**SET TASK**
Return the records that follow unaltered. Omit every picture.
--------------------------------
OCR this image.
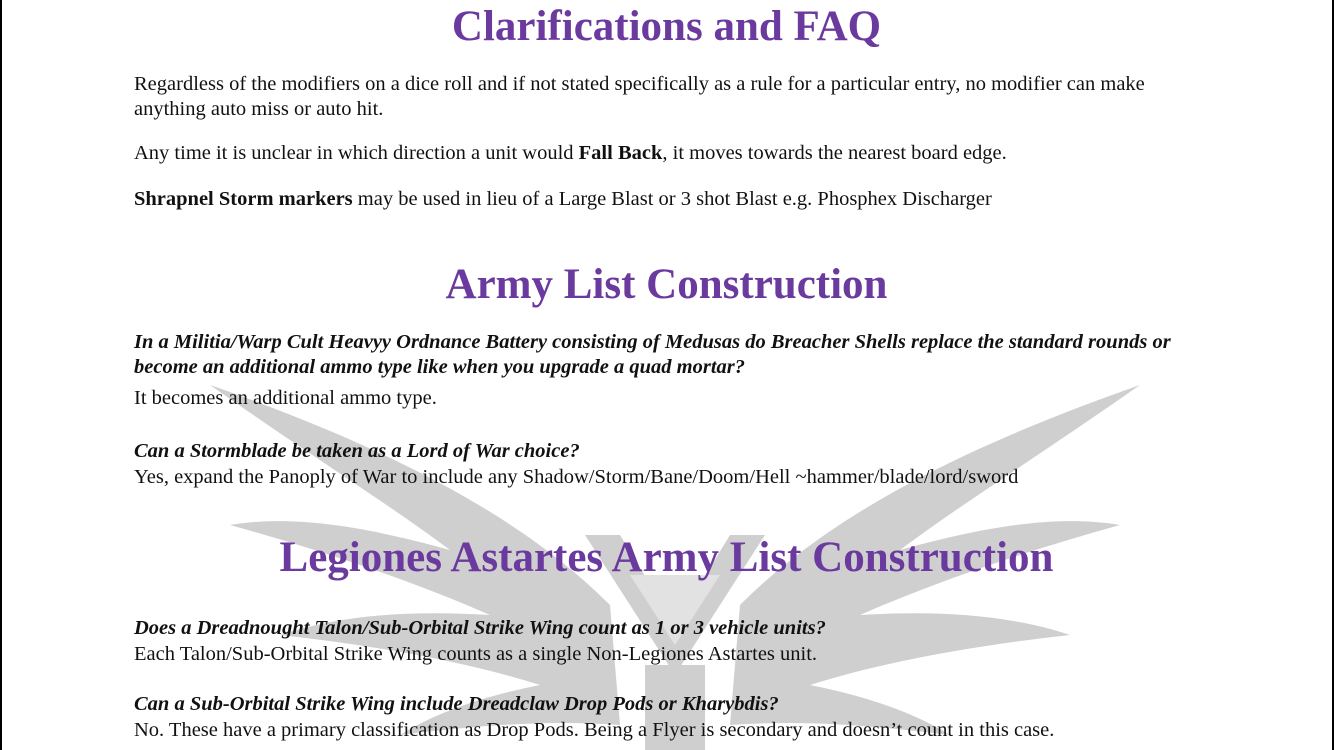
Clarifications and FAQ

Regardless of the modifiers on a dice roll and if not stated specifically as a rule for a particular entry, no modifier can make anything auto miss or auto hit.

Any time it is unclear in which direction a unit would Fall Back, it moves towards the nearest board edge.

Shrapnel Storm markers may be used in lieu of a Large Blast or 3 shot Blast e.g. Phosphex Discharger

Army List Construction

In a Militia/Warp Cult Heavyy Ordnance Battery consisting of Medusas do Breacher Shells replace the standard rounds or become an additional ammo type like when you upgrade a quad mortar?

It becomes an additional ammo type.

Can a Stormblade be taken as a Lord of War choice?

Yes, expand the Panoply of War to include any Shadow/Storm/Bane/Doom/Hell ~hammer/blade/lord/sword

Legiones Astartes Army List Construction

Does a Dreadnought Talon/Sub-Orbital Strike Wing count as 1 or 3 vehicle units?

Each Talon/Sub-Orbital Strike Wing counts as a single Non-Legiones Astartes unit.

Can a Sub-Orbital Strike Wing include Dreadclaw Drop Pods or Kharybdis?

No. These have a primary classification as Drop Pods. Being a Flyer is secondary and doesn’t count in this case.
--------------------------------
**EXERCISE RESULT**
OCR this image.
Clarifications and FAQ

Regardless of the modifiers on a dice roll and if not stated specifically as a rule for a particular entry, no modifier can make anything auto miss or auto hit.

Any time it is unclear in which direction a unit would Fall Back, it moves towards the nearest board edge.

Shrapnel Storm markers may be used in lieu of a Large Blast or 3 shot Blast e.g. Phosphex Discharger

Army List Construction

In a Militia/Warp Cult Heavyy Ordnance Battery consisting of Medusas do Breacher Shells replace the standard rounds or become an additional ammo type like when you upgrade a quad mortar?

It becomes an additional ammo type.

Can a Stormblade be taken as a Lord of War choice?

Yes, expand the Panoply of War to include any Shadow/Storm/Bane/Doom/Hell ~hammer/blade/lord/sword

Legiones Astartes Army List Construction

Does a Dreadnought Talon/Sub-Orbital Strike Wing count as 1 or 3 vehicle units?

Each Talon/Sub-Orbital Strike Wing counts as a single Non-Legiones Astartes unit.

Can a Sub-Orbital Strike Wing include Dreadclaw Drop Pods or Kharybdis?

No. These have a primary classification as Drop Pods. Being a Flyer is secondary and doesn’t count in this case.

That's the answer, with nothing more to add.